Collected data ->
***

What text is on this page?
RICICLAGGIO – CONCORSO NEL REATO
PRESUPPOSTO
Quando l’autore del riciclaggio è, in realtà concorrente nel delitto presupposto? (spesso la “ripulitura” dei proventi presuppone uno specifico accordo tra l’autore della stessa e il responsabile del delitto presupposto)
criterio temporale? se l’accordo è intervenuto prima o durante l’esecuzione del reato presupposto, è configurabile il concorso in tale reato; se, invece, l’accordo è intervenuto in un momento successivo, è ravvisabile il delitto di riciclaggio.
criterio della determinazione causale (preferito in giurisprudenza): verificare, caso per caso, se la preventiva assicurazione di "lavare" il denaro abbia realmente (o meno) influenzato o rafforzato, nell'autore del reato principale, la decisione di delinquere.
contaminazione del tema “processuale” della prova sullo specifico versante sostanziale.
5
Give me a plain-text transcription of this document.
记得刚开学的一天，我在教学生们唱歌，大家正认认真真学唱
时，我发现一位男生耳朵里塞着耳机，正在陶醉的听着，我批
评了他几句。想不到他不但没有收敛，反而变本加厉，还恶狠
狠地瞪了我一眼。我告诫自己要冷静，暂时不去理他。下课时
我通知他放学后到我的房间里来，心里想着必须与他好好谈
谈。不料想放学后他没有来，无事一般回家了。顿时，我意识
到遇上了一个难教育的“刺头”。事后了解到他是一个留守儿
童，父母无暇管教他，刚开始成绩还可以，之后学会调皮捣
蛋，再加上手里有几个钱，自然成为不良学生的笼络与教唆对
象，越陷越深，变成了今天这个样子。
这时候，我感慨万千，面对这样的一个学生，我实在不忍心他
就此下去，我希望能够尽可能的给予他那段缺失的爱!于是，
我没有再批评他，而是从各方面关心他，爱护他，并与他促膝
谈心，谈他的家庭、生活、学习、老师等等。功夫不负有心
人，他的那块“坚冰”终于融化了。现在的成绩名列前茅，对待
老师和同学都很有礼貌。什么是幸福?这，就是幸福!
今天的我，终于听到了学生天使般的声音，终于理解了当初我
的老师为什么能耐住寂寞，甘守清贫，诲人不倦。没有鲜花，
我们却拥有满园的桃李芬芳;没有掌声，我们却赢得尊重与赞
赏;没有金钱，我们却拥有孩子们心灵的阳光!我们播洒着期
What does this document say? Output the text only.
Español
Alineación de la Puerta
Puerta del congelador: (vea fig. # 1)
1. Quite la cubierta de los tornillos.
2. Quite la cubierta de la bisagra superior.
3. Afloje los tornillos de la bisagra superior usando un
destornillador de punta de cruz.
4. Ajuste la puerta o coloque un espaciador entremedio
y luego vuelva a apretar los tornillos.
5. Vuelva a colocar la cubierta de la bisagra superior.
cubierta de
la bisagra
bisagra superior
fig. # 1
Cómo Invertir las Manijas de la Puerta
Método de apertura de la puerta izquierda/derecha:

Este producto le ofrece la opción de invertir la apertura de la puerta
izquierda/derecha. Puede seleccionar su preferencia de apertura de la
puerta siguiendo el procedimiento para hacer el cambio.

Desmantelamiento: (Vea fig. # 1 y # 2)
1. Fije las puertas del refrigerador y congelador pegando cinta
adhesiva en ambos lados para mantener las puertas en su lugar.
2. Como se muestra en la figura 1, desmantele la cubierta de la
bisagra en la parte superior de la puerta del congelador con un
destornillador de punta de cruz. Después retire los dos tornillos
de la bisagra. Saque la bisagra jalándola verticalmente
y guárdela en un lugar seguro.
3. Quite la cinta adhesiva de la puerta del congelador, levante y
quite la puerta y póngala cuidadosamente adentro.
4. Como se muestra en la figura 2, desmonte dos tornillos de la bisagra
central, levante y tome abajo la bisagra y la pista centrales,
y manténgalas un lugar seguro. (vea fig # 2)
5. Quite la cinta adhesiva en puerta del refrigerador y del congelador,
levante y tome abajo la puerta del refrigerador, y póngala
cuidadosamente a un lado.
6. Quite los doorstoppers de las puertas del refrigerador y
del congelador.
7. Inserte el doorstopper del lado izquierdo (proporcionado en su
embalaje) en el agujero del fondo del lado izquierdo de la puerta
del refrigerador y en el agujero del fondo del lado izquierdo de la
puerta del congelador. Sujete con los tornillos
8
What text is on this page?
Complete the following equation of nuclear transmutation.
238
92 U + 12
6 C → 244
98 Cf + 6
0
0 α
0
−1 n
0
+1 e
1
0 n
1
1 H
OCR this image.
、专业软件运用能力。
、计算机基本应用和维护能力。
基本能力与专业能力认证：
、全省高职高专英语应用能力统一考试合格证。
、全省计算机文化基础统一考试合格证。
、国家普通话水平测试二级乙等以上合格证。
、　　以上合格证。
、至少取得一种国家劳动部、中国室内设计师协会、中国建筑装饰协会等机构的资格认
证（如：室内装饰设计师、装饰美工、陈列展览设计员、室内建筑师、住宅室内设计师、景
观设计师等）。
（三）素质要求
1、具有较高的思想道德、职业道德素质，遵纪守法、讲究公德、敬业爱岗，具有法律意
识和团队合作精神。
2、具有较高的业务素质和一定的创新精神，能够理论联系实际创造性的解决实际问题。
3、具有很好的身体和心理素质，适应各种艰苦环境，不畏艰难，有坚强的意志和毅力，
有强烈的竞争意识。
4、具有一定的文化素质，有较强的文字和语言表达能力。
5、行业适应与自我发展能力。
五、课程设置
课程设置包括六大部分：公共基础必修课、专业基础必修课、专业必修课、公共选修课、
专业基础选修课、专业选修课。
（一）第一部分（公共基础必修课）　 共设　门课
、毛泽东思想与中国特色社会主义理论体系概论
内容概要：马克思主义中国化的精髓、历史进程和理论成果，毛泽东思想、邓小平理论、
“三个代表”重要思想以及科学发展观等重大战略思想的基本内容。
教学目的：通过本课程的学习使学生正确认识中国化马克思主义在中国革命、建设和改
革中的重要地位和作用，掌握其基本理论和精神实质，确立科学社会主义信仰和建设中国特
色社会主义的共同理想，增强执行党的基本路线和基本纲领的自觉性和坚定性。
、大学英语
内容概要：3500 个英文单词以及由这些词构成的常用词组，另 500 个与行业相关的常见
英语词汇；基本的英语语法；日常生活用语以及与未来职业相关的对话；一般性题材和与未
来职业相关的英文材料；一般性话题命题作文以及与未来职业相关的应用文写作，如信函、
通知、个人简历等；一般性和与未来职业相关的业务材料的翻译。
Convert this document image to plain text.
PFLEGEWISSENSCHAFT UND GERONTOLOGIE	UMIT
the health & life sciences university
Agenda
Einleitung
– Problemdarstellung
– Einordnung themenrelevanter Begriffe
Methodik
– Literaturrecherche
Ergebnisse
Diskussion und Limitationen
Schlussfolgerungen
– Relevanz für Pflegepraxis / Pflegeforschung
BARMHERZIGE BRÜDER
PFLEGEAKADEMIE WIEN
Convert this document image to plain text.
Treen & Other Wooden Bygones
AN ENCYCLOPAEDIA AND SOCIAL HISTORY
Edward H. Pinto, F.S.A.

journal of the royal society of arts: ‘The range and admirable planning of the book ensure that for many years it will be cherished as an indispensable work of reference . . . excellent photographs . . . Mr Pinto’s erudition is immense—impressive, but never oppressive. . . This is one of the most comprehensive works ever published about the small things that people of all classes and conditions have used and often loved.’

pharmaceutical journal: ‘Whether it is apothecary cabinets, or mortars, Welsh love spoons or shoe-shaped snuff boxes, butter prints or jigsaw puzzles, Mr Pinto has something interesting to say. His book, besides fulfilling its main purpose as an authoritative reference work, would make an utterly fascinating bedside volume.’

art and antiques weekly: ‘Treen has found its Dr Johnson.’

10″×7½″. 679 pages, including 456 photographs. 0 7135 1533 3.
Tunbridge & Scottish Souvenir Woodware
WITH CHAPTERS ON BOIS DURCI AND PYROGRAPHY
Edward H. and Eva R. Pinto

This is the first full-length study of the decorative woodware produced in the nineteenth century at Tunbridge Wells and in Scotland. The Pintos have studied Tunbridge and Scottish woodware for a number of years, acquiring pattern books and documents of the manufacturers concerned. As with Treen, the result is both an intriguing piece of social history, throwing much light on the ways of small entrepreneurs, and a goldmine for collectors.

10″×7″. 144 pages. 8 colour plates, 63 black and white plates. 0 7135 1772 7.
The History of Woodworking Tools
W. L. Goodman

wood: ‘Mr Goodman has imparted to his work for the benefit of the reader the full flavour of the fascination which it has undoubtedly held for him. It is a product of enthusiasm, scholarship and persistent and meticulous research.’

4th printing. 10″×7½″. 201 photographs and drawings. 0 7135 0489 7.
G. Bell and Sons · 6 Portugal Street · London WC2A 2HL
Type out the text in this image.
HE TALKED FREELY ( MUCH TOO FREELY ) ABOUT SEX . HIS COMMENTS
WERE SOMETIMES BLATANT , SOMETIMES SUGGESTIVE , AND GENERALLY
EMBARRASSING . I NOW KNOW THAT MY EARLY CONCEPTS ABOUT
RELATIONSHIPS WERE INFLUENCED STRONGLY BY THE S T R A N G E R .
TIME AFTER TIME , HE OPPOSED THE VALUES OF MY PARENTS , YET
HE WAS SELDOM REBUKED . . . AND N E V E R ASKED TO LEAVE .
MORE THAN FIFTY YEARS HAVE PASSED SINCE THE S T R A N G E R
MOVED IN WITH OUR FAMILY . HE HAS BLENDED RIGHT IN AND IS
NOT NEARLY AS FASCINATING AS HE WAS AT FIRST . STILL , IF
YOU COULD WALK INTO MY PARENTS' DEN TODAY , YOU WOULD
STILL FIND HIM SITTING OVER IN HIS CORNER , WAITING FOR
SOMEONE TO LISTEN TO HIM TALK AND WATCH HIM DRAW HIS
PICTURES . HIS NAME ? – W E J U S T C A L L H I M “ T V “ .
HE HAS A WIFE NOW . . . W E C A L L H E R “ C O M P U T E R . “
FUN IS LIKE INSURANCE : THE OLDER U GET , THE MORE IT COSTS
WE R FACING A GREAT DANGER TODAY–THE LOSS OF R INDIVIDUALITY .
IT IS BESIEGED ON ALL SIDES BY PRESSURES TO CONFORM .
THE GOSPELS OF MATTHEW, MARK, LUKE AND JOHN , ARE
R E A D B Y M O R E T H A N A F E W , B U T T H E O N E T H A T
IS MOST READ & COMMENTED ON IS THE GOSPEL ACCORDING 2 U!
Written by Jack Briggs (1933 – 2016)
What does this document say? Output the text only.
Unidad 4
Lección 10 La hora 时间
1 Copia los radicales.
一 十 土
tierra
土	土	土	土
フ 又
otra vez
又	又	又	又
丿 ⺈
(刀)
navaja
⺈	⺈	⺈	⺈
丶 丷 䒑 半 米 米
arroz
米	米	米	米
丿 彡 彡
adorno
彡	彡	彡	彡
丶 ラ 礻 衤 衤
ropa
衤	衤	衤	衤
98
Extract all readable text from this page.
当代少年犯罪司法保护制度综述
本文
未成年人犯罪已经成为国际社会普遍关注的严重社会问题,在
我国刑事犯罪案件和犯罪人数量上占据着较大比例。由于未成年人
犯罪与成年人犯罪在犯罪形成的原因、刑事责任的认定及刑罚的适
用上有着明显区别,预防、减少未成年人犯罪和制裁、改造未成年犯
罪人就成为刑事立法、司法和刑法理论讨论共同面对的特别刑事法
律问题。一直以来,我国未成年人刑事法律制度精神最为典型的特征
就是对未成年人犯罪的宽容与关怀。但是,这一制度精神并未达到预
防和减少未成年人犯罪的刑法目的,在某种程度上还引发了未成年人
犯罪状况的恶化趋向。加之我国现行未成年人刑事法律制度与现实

***

Do this -> Pull every line containing "Treen" from the material above.

Solution to this exercise ->
Treen & Other Wooden Bygones
art and antiques weekly: ‘Treen has found its Dr Johnson.’
This is the first full-length study of the decorative woodware produced in the nineteenth century at Tunbridge Wells and in Scotland. The Pintos have studied Tunbridge and Scottish woodware for a number of years, acquiring pattern books and documents of the manufacturers concerned. As with Treen, the result is both an intriguing piece of social history, throwing much light on the ways of small entrepreneurs, and a goldmine for collectors.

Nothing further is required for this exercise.